■ **Exercise task 1**:
Could you extract the entries, from their very first line through the line containing "maps-icon <box>115 58 125 68</box>", including both of those lines, and repeat each one unchanged?

■ **Selected text**:
↓
Thursday, February 9, 2012

How Do You Feel About Corporal Punishment In           Schools?

This is a serious issue now a days with a lot of parents. I just wanted to discuss this an put my thoughts out there on this subject. Do I believe in it? Yes, but to a certain point. See I don't allow them to paddle my kids when they are in Elementary school. I will take care of the problem from home instead. Now that my oldest is in Middle School, I sign the paper allowing them to paddle my child, but only after I have been contacted and have been told why they want to paddle my child. If I feel the reason is not paddle worthy then I will tell them no and take care of the situation when my child gets home. Okay with that said, most people say, "well they paddled my child without my knowledge." Here is what I do.. On the paper that we sign I write a note on that same paper stating; "My Child is not to be paddled with out my knowledge of it or the reason why. I must receive a phone call before paddling occurs." Then make a copy of it. This way if my child comes home saying she was paddled and I never received that phone call. I will grab my copy and head to the school and ask why they didn't follow my conditions of the paddling. They expect us to make sure our kids know and follow all these rules in the handbook, and we do our best to stick with it. So I expect them to do the same for me upon this one request. So back to being in the office with my question; If this ever happens again then I will take legal action against the school. Al tho I have not had any problems with this so far. I have told my oldest daughter that I have in fact signed the paper and she could get paddled at school if she isn't behaving. So she tends to make sure that she stays out of trouble. 

Now with all that being said, here is why I make that decision. Today the world looks at spanking as wrong. It all depends on how its done I guess. Let me just say I received my fair share of spankings and I turned out fine. I still love my parents and in fact I'm closer to them then most other families who didn't spank their kids. And let me tell ya, I got some of the old fashion butt whoop-ins. Younger generations parents have let all the Doctors with these " How to Raise your Child" books take over their own natural parenting skills. I don't believe in any of these books. Most of them are written by people who don't have any kids or didn't have any at the time they wrote them. I don't need someone else to tell me how to raise my child. I will figure it out on my own, that's the challenge of it all and I intend to win the challenge. Now getting advice from our parents and parents who have had to overcome certain stages in life with their kids, well I encourage that. You can take the advice and mold it to fit what works best with you and your child. The good Lord gives us the knowledge we need to raise our kids. Yes there is gonna be times we feel like we have done everything and at wits end. Just hang in there, kids are always gonna try and test us to see if were gonna cave. Some kids are more strong willed than others as I have found out here recently with my oldest.
↑
■ **Material provided**:
↓
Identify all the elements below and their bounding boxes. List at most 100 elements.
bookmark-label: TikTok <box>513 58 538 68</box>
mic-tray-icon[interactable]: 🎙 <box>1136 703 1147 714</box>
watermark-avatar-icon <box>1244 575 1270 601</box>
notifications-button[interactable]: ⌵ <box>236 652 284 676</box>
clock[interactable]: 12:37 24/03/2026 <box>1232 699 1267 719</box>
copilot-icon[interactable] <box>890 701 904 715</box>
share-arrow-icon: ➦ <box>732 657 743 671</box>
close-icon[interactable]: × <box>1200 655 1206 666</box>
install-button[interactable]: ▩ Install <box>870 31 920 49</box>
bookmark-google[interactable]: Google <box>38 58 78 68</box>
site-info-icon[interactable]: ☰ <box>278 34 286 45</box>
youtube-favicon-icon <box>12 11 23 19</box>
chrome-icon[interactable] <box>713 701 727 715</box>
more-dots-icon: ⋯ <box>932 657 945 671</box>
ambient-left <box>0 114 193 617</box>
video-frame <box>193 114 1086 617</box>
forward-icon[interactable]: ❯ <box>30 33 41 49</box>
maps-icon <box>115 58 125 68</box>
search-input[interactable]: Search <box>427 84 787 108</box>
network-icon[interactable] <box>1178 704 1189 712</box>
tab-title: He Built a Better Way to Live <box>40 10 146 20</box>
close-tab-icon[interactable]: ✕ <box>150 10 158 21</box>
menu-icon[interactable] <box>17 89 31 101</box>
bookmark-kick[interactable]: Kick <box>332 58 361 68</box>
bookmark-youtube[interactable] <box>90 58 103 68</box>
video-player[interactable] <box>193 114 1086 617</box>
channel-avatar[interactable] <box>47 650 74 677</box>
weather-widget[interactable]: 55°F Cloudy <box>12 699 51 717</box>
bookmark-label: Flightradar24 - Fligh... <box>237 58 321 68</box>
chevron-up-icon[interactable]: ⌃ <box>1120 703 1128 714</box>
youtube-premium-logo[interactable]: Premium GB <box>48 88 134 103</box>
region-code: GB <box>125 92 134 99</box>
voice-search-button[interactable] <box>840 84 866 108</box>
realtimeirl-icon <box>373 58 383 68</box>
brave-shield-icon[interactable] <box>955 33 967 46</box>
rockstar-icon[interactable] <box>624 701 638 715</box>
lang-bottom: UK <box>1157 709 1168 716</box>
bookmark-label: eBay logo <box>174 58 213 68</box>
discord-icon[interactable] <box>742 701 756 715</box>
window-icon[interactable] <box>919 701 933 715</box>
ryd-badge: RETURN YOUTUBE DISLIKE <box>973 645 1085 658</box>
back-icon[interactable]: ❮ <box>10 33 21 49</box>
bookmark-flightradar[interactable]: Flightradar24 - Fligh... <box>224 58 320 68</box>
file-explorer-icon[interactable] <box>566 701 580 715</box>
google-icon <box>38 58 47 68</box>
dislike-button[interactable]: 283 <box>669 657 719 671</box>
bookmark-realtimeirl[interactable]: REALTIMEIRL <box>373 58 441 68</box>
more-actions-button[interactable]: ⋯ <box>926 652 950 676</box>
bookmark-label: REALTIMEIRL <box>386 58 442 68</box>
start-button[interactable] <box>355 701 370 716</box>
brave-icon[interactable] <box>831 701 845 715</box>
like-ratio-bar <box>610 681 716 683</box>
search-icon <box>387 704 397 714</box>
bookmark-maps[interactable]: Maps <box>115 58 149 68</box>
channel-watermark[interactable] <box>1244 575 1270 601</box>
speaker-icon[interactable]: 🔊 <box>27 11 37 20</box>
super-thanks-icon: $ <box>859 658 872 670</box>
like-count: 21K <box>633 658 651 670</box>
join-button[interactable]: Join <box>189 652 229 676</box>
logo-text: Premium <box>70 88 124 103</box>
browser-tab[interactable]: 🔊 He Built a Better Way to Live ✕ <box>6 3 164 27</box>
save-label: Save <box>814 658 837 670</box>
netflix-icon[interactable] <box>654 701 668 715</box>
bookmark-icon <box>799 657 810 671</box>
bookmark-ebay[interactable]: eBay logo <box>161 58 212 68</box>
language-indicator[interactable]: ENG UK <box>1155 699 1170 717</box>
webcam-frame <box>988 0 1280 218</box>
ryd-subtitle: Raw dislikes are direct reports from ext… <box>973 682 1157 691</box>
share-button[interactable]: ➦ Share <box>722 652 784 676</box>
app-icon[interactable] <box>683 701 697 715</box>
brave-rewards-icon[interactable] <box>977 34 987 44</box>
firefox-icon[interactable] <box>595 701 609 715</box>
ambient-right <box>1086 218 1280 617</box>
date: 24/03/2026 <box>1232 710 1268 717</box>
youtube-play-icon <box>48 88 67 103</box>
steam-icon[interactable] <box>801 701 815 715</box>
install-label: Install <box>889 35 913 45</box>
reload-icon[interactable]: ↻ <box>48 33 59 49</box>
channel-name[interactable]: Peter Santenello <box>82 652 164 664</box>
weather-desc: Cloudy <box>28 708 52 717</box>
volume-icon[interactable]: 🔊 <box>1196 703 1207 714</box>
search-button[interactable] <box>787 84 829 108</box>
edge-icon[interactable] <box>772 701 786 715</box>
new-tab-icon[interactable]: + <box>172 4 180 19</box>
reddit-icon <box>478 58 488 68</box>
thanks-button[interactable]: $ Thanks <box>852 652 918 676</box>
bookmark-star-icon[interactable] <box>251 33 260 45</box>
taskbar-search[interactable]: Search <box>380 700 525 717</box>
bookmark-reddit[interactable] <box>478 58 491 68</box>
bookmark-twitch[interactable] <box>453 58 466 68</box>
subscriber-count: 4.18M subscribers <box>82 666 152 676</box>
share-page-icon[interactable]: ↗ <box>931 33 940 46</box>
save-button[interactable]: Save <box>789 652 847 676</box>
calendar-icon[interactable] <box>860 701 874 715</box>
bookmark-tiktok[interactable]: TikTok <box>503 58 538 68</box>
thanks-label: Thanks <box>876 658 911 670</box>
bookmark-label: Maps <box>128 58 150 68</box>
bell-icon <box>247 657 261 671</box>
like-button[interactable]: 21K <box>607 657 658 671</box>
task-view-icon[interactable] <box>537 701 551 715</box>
↑
■ **Exercise task 2**:
Can you continue the post on corporal punishment in schools, picking up right after its last sentence?

■ **Task answer 1**:
Identify all the elements below and their bounding boxes. List at most 100 elements.
bookmark-label: TikTok <box>513 58 538 68</box>
mic-tray-icon[interactable]: 🎙 <box>1136 703 1147 714</box>
watermark-avatar-icon <box>1244 575 1270 601</box>
notifications-button[interactable]: ⌵ <box>236 652 284 676</box>
clock[interactable]: 12:37 24/03/2026 <box>1232 699 1267 719</box>
copilot-icon[interactable] <box>890 701 904 715</box>
share-arrow-icon: ➦ <box>732 657 743 671</box>
close-icon[interactable]: × <box>1200 655 1206 666</box>
install-button[interactable]: ▩ Install <box>870 31 920 49</box>
bookmark-google[interactable]: Google <box>38 58 78 68</box>
site-info-icon[interactable]: ☰ <box>278 34 286 45</box>
youtube-favicon-icon <box>12 11 23 19</box>
chrome-icon[interactable] <box>713 701 727 715</box>
more-dots-icon: ⋯ <box>932 657 945 671</box>
ambient-left <box>0 114 193 617</box>
video-frame <box>193 114 1086 617</box>
forward-icon[interactable]: ❯ <box>30 33 41 49</box>
maps-icon <box>115 58 125 68</box>

■ **Task answer 2**:
 Now I'm not gonna tell you how to raise your kids. And I'm not gonna tell you to spank or not to spank. Fact is spankings work on most and then there are some kids it doesn't even phase them. You gotta do what  actually works best. Believe in yourself as a parent and stick to what you say. That was my biggest down fall with my oldest. I would say one thing then she would manage to change my mind for me. Not anymore, I took back the reigns on that one. 
Another thing I wanted to bring up, I was watching one of those morning shows one day about 4 or 5 years ago.Of course the topic was about spanking kids. One of the ladies said spanking your kids promotes violence, so that is why she never spanked her son. Yet her son was not on the show due to the fact that he was in Juvenal Hall because he punched her in the face. Sounds real silly doesn't it. Not spanking your kids because it promotes violence, all tho her son was beating the crap out of her. Now a days there are four year old kids beating on their mothers and even grandmothers. I could not believe the story I heard about this four year old a few years back. He slapped his grandmother around and then proceeded to pee on her while she was down. The mother didn't do a thing. This little boy was not punished in any way for his actions. You can guarantee if that had been my kid, they would still be feeling the sting on their bottom today for it. But that's just me I guess.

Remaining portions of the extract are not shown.